What the task asks
Keep every line where the word "image" appears; drop the rest.

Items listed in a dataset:
---*---
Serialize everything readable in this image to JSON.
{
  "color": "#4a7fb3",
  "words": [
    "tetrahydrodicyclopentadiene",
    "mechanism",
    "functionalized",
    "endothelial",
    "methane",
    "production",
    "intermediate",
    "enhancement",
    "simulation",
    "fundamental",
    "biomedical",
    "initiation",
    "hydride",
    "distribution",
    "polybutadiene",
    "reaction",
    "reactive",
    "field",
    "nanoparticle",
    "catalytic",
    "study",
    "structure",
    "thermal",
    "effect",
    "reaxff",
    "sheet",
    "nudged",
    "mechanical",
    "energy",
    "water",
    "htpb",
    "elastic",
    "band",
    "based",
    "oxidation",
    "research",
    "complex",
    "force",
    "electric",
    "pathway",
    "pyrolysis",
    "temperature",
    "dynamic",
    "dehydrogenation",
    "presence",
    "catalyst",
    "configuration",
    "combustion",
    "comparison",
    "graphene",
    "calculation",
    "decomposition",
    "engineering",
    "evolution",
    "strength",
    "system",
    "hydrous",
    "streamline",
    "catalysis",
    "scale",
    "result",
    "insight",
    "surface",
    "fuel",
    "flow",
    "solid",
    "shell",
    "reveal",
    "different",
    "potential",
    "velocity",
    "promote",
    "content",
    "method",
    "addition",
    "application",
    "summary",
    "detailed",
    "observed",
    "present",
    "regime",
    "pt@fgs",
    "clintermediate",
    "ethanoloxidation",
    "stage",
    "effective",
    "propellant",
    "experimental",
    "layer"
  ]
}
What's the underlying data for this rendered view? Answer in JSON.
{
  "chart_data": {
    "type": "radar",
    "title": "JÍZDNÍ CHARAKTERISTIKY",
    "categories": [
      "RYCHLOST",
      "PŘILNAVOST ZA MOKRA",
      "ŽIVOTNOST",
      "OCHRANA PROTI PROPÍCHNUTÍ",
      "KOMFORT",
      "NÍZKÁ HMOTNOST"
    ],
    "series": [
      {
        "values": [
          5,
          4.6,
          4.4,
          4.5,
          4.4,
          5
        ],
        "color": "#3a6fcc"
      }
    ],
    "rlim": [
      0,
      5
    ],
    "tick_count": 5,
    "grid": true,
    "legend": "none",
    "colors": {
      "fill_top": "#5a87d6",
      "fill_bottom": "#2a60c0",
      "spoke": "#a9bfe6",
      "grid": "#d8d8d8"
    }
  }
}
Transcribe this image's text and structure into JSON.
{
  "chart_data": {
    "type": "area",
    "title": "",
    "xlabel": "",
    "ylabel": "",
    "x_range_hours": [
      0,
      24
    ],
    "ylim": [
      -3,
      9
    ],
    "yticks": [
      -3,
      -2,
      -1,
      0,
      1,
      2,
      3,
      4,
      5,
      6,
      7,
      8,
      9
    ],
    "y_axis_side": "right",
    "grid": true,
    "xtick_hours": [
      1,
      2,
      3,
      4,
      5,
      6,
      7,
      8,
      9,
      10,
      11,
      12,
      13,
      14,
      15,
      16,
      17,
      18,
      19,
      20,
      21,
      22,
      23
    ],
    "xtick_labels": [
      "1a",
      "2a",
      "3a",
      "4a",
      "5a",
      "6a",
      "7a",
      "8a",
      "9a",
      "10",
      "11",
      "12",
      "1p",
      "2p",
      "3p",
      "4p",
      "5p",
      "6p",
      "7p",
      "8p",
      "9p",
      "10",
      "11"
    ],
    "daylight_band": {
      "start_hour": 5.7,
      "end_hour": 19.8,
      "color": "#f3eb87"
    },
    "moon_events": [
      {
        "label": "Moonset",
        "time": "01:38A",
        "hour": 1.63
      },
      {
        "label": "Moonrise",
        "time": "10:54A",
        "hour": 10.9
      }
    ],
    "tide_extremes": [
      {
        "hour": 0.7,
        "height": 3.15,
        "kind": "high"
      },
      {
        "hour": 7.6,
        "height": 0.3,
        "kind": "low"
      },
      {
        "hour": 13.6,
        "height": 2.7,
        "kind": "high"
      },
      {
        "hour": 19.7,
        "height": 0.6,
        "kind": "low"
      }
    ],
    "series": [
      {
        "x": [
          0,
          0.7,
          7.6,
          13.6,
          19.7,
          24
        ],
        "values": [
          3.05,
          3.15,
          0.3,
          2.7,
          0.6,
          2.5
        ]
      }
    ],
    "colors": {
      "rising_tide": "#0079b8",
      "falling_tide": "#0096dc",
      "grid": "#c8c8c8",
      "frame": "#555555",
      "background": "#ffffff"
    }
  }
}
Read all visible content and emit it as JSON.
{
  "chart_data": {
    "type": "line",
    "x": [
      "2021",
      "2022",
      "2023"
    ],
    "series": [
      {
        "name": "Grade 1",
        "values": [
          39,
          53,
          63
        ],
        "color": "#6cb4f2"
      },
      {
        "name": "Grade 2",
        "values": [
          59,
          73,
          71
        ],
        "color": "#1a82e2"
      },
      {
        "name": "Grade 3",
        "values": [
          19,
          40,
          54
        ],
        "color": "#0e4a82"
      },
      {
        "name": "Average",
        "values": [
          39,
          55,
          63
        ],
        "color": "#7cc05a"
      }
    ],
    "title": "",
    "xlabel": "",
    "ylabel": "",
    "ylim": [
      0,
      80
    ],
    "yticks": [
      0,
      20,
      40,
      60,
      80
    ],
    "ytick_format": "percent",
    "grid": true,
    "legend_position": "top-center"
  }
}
---*---
Answer
Serialize everything readable in this image to JSON.
Transcribe this image's text and structure into JSON.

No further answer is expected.